- _What is expected_: Say how many lines contain the string "setting". Give no other output.
○ ○ ○ ○
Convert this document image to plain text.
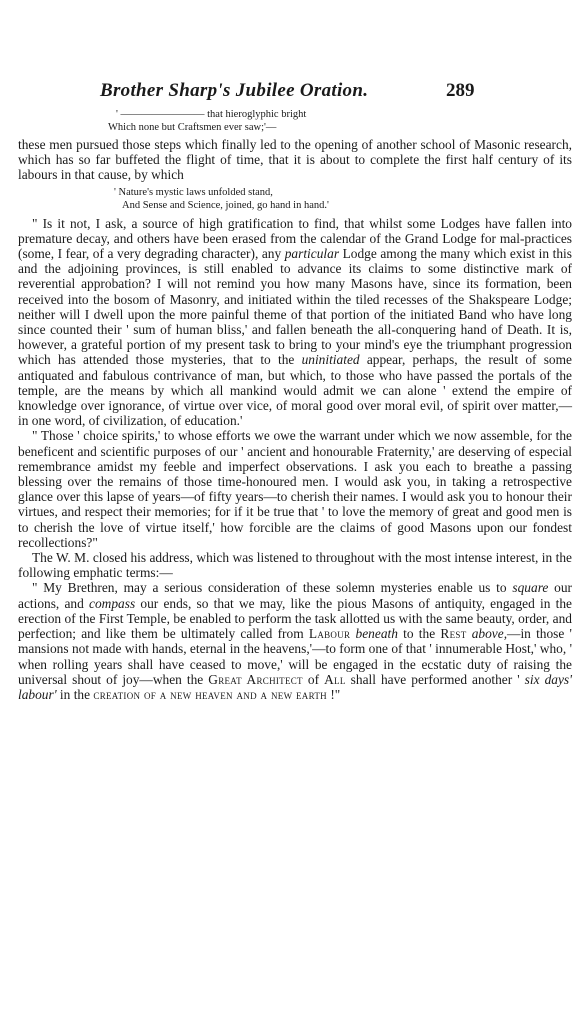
Brother Sharp's Jubilee Oration.	289
' ———————— that hieroglyphic bright
Which none but Craftsmen ever saw;'—

these men pursued those steps which finally led to the opening of another school of Masonic research, which has so far buffeted the flight of time, that it is about to complete the first half century of its labours in that cause, by which

' Nature's mystic laws unfolded stand,
And Sense and Science, joined, go hand in hand.'

" Is it not, I ask, a source of high gratification to find, that whilst some Lodges have fallen into premature decay, and others have been erased from the calendar of the Grand Lodge for mal-practices (some, I fear, of a very degrading character), any particular Lodge among the many which exist in this and the adjoining provinces, is still enabled to advance its claims to some distinctive mark of reverential approbation? I will not remind you how many Masons have, since its formation, been received into the bosom of Masonry, and initiated within the tiled recesses of the Shakspeare Lodge; neither will I dwell upon the more painful theme of that portion of the initiated Band who have long since counted their ' sum of human bliss,' and fallen beneath the all-conquering hand of Death. It is, however, a grateful portion of my present task to bring to your mind's eye the triumphant progression which has attended those mysteries, that to the uninitiated appear, perhaps, the result of some antiquated and fabulous contrivance of man, but which, to those who have passed the portals of the temple, are the means by which all mankind would admit we can alone ' extend the empire of knowledge over ignorance, of virtue over vice, of moral good over moral evil, of spirit over matter,—in one word, of civilization, of education.'

" Those ' choice spirits,' to whose efforts we owe the warrant under which we now assemble, for the beneficent and scientific purposes of our ' ancient and honourable Fraternity,' are deserving of especial remembrance amidst my feeble and imperfect observations. I ask you each to breathe a passing blessing over the remains of those time-honoured men. I would ask you, in taking a retrospective glance over this lapse of years—of fifty years—to cherish their names. I would ask you to honour their virtues, and respect their memories; for if it be true that ' to love the memory of great and good men is to cherish the love of virtue itself,' how forcible are the claims of good Masons upon our fondest recollections?"

The W. M. closed his address, which was listened to throughout with the most intense interest, in the following emphatic terms:—

" My Brethren, may a serious consideration of these solemn mysteries enable us to square our actions, and compass our ends, so that we may, like the pious Masons of antiquity, engaged in the erection of the First Temple, be enabled to perform the task allotted us with the same beauty, order, and perfection; and like them be ultimately called from Labour beneath to the Rest above,—in those ' mansions not made with hands, eternal in the heavens,'—to form one of that ' innumerable Host,' who, ' when rolling years shall have ceased to move,' will be engaged in the ecstatic duty of raising the universal shout of joy—when the Great Architect of All shall have performed another ' six days' labour' in the creation of a new heaven and a new earth !"
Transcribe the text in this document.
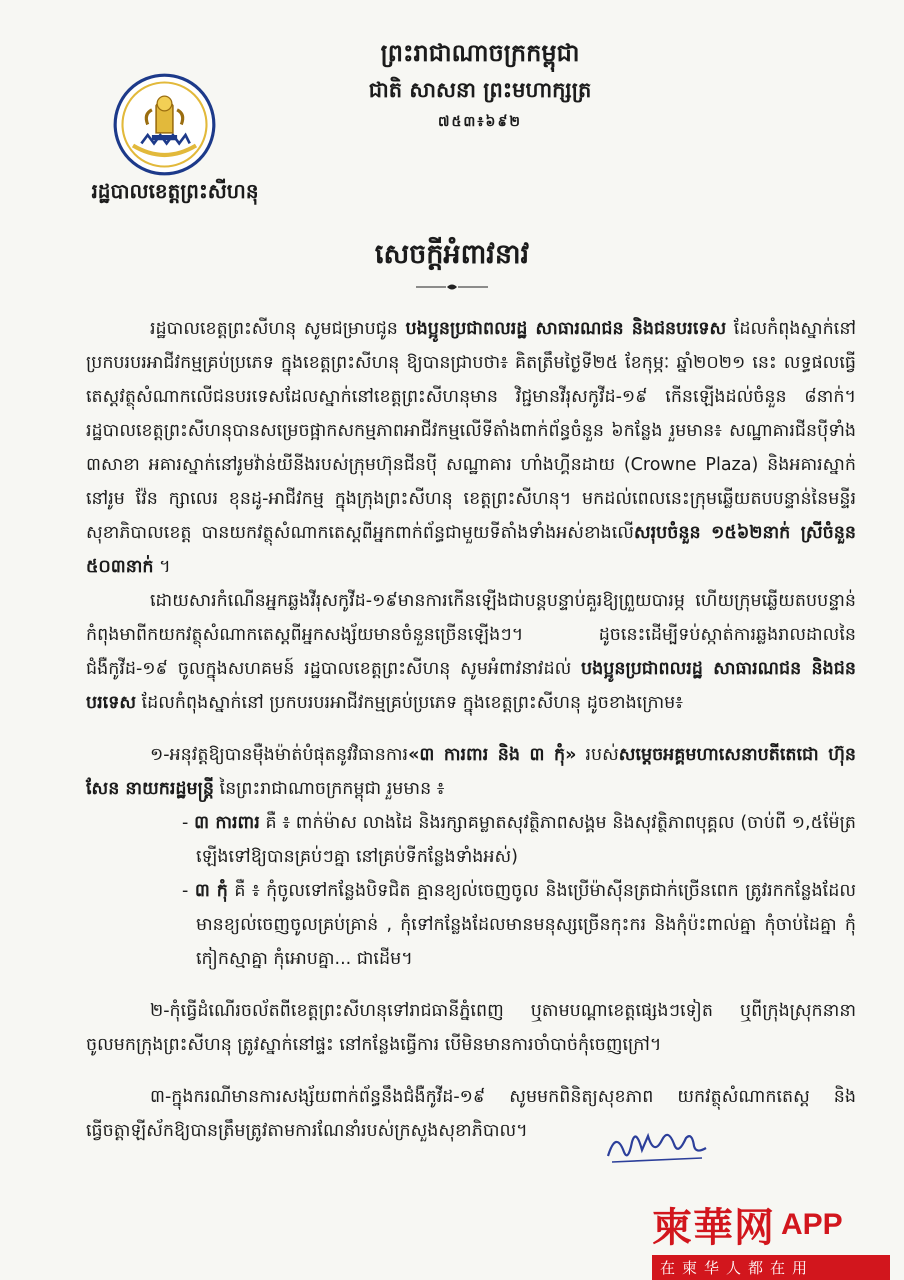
រដ្ឋបាលខេត្តព្រះសីហនុ
ព្រះរាជាណាចក្រកម្ពុជា
ជាតិ សាសនា ព្រះមហាក្សត្រ
៧៥៣៖៦៩២
សេចក្តីអំពាវនាវ

រដ្ឋបាលខេត្តព្រះសីហនុ សូមជម្រាបជូន បងប្អូនប្រជាពលរដ្ឋ សាធារណជន និងជនបរទេស ដែលកំពុងស្នាក់នៅ ប្រកបរបរអាជីវកម្មគ្រប់ប្រភេទ ក្នុងខេត្តព្រះសីហនុ ឱ្យបានជ្រាបថា៖ គិតត្រឹមថ្ងៃទី២៥ ខែកុម្ភៈ ឆ្នាំ២០២១ នេះ លទ្ធផលធ្វើតេស្តវត្ថុសំណាកលើជនបរទេសដែលស្នាក់នៅខេត្តព្រះសីហនុមាន វិជ្ជមានវីរុសកូវីដ-១៩ កើនឡើងដល់ចំនួន ៨នាក់។ រដ្ឋបាលខេត្តព្រះសីហនុបានសម្រេចផ្អាកសកម្មភាពអាជីវកម្មលើទីតាំងពាក់ព័ន្ធចំនួន ៦កន្លែង រួមមាន៖ សណ្ឋាគារជីនប៉ីទាំង ៣សាខា អគារស្នាក់នៅរូមវ៉ាន់យីនីងរបស់ក្រុមហ៊ុនជីនប៉ី សណ្ឋាគារ ហាំងហ្គីនដាយ (Crowne Plaza) និងអគារស្នាក់នៅរូម វ៉ែន ក្សាលេរ ខុនដូ-អាជីវកម្ម ក្នុងក្រុងព្រះសីហនុ ខេត្តព្រះសីហនុ។ មកដល់ពេលនេះក្រុមឆ្លើយតបបន្ទាន់នៃមន្ទីរសុខាភិបាលខេត្ត បានយកវត្ថុសំណាកតេស្តពីអ្នកពាក់ព័ន្ធជាមួយទីតាំងទាំងអស់ខាងលើសរុបចំនួន ១៥៦២នាក់ ស្រីចំនួន ៥០៣នាក់ ។

ដោយសារកំណើនអ្នកឆ្លងវីរុសកូវីដ-១៩មានការកើនឡើងជាបន្តបន្ទាប់គួរឱ្យព្រួយបារម្ភ ហើយក្រុមឆ្លើយតបបន្ទាន់កំពុងមាពីកយកវត្ថុសំណាកតេស្តពីអ្នកសង្ស័យមានចំនួនច្រើនឡើងៗ។ ដូចនេះដើម្បីទប់ស្កាត់ការឆ្លងរាលដាលនៃជំងឺកូវីដ-១៩ ចូលក្នុងសហគមន៍ រដ្ឋបាលខេត្តព្រះសីហនុ សូមអំពាវនាវដល់ បងប្អូនប្រជាពលរដ្ឋ សាធារណជន និងជនបរទេស ដែលកំពុងស្នាក់នៅ ប្រកបរបរអាជីវកម្មគ្រប់ប្រភេទ ក្នុងខេត្តព្រះសីហនុ ដូចខាងក្រោម៖

១-អនុវត្តឱ្យបានម៉ឺងម៉ាត់បំផុតនូវវិធានការ«៣ ការពារ និង ៣ កុំ» របស់សម្តេចអគ្គមហាសេនាបតីតេជោ ហ៊ុន សែន នាយករដ្ឋមន្ត្រី នៃព្រះរាជាណាចក្រកម្ពុជា រួមមាន ៖

- ៣ ការពារ គឺ ៖ ពាក់ម៉ាស លាងដៃ និងរក្សាគម្លាតសុវត្ថិភាពសង្គម និងសុវត្ថិភាពបុគ្គល (ចាប់ពី ១,៥ម៉ែត្រឡើងទៅឱ្យបានគ្រប់ៗគ្នា នៅគ្រប់ទីកន្លែងទាំងអស់)

- ៣ កុំ គឺ ៖ កុំចូលទៅកន្លែងបិទជិត គ្មានខ្យល់ចេញចូល និងប្រើម៉ាស៊ីនត្រជាក់ច្រើនពេក ត្រូវរកកន្លែងដែលមានខ្យល់ចេញចូលគ្រប់គ្រាន់ , កុំទៅកន្លែងដែលមានមនុស្សច្រើនកុះករ និងកុំប៉ះពាល់គ្នា កុំចាប់ដៃគ្នា កុំកៀកស្មាគ្នា កុំអោបគ្នា... ជាដើម។

២-កុំធ្វើដំណើរចល័តពីខេត្តព្រះសីហនុទៅរាជធានីភ្នំពេញ ឬតាមបណ្តាខេត្តផ្សេងៗទៀត ឬពីក្រុងស្រុកនានាចូលមកក្រុងព្រះសីហនុ ត្រូវស្នាក់នៅផ្ទះ នៅកន្លែងធ្វើការ បើមិនមានការចាំបាច់កុំចេញក្រៅ។

៣-ក្នុងករណីមានការសង្ស័យពាក់ព័ន្ធនឹងជំងឺកូវីដ-១៩ សូមមកពិនិត្យសុខភាព យកវត្ថុសំណាកតេស្ត និងធ្វើចត្តាឡីស័កឱ្យបានត្រឹមត្រូវតាមការណែនាំរបស់ក្រសួងសុខាភិបាល។

柬華网 APP
在柬华人都在用
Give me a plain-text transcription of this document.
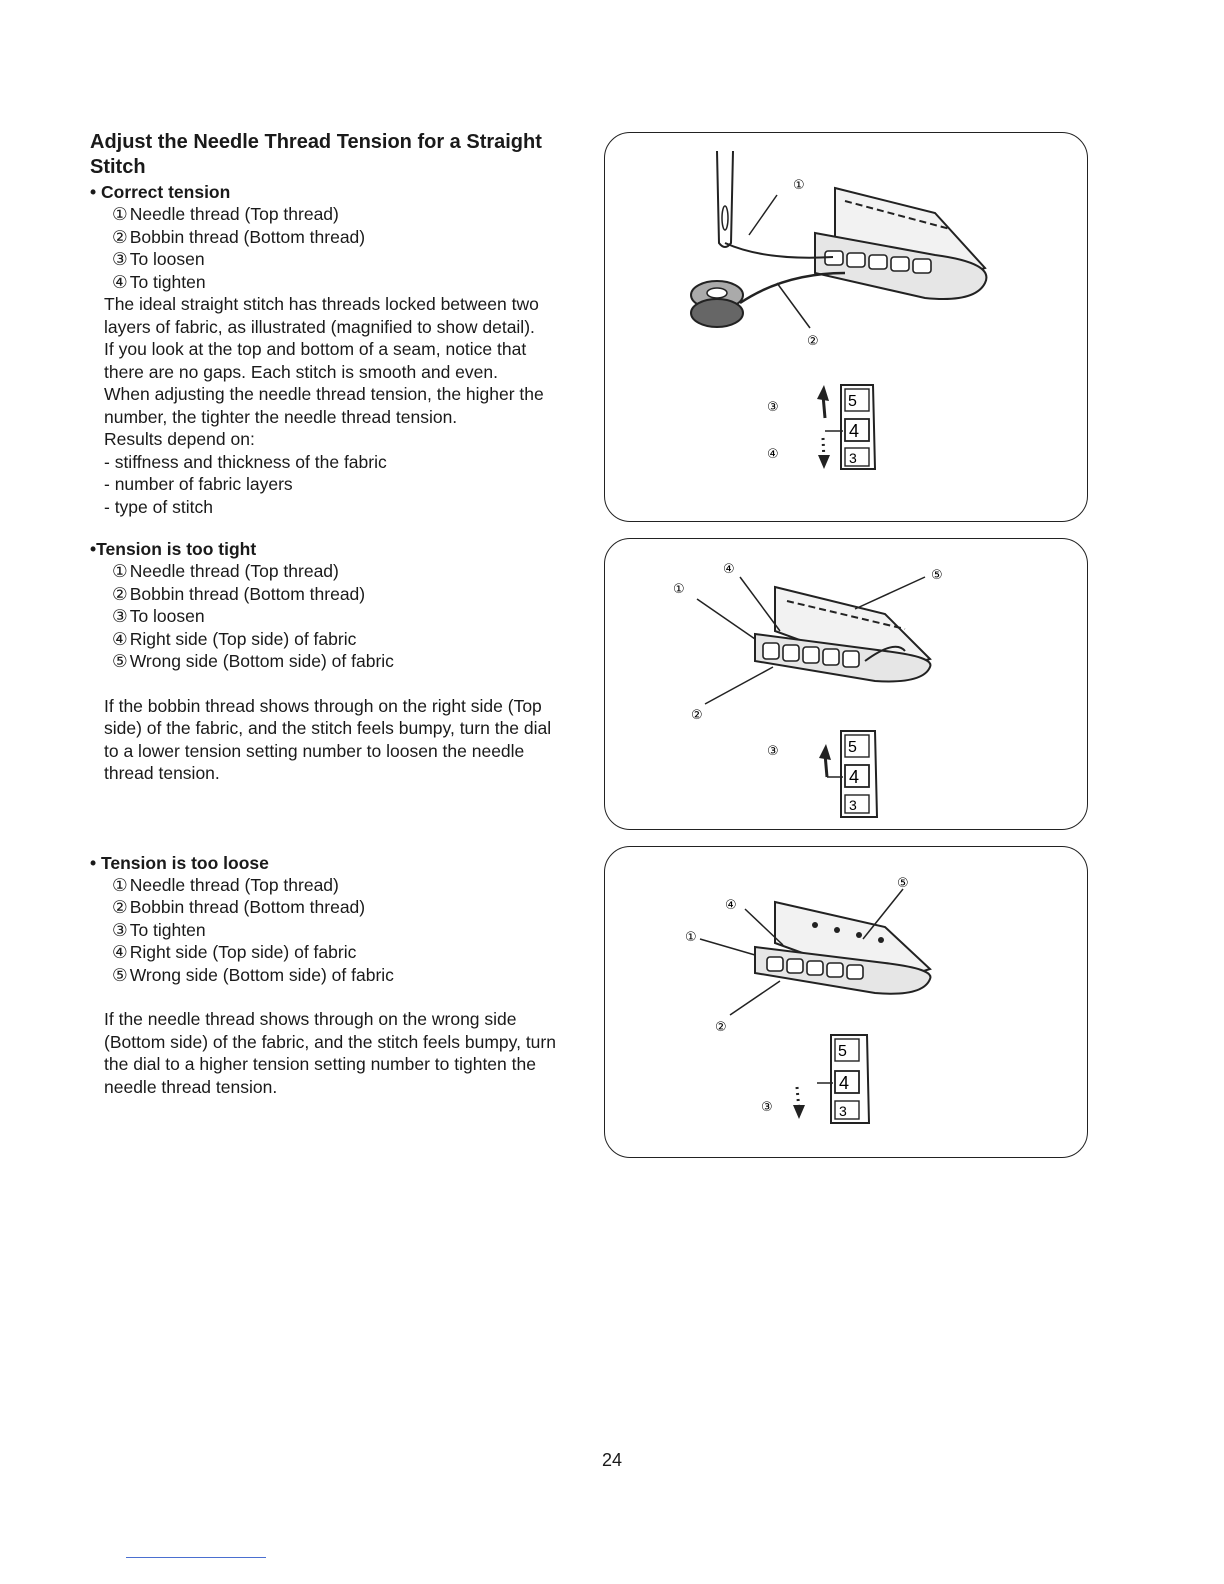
Adjust the Needle Thread Tension for a Straight Stitch
• Correct tension
① Needle thread (Top thread)
② Bobbin thread (Bottom thread)
③ To loosen
④ To tighten
The ideal straight stitch has threads locked between two
layers of fabric, as illustrated (magnified to show detail).
If you look at the top and bottom of a seam, notice that
there are no gaps. Each stitch is smooth and even.
When adjusting the needle thread tension, the higher the
number, the tighter the needle thread tension.
Results depend on:
- stiffness and thickness of the fabric
- number of fabric layers
- type of stitch
•Tension is too tight
① Needle thread (Top thread)
② Bobbin thread (Bottom thread)
③ To loosen
④ Right side (Top side) of fabric
⑤ Wrong side (Bottom side) of fabric
If the bobbin thread shows through on the right side (Top
side) of the fabric, and the stitch feels bumpy, turn the dial
to a lower tension setting number to loosen the needle
thread tension.
• Tension is too loose
① Needle thread (Top thread)
② Bobbin thread (Bottom thread)
③ To tighten
④ Right side (Top side) of fabric
⑤ Wrong side (Bottom side) of fabric
If the needle thread shows through on the wrong side
(Bottom side) of the fabric, and the stitch feels bumpy, turn
the dial to a higher tension setting number to tighten the
needle thread tension.
①
②
③
④
5
4
3
①
②
④	⑤
③	5
4
3
①
②
④
⑤
③
5
4
3
24
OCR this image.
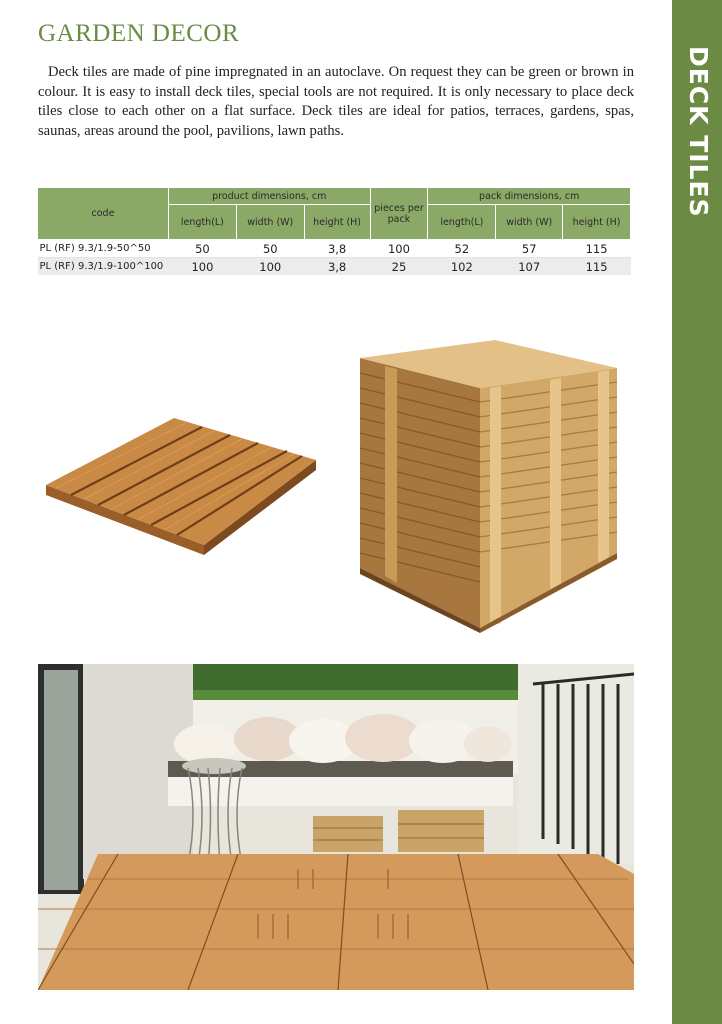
DECK TILES
GARDEN DECOR

Deck tiles are made of pine impregnated in an autoclave. On request they can be green or brown in colour. It is easy to install deck tiles, special tools are not required. It is only necessary to place deck tiles close to each other on a flat surface. Deck tiles are ideal for patios, terraces, gardens, spas, saunas, areas around the pool, pavilions, lawn paths.

code	product dimensions, cm			pieces per pack	pack dimensions, cm		
	length(L)	width (W)	height (H)		length(L)	width (W)	height (H)
PL (RF) 9.3/1.9-50^50	50	50	3,8	100	52	57	115
PL (RF) 9.3/1.9-100^100	100	100	3,8	25	102	107	115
○ ○ ○ ○
- _Completed exercise_: 2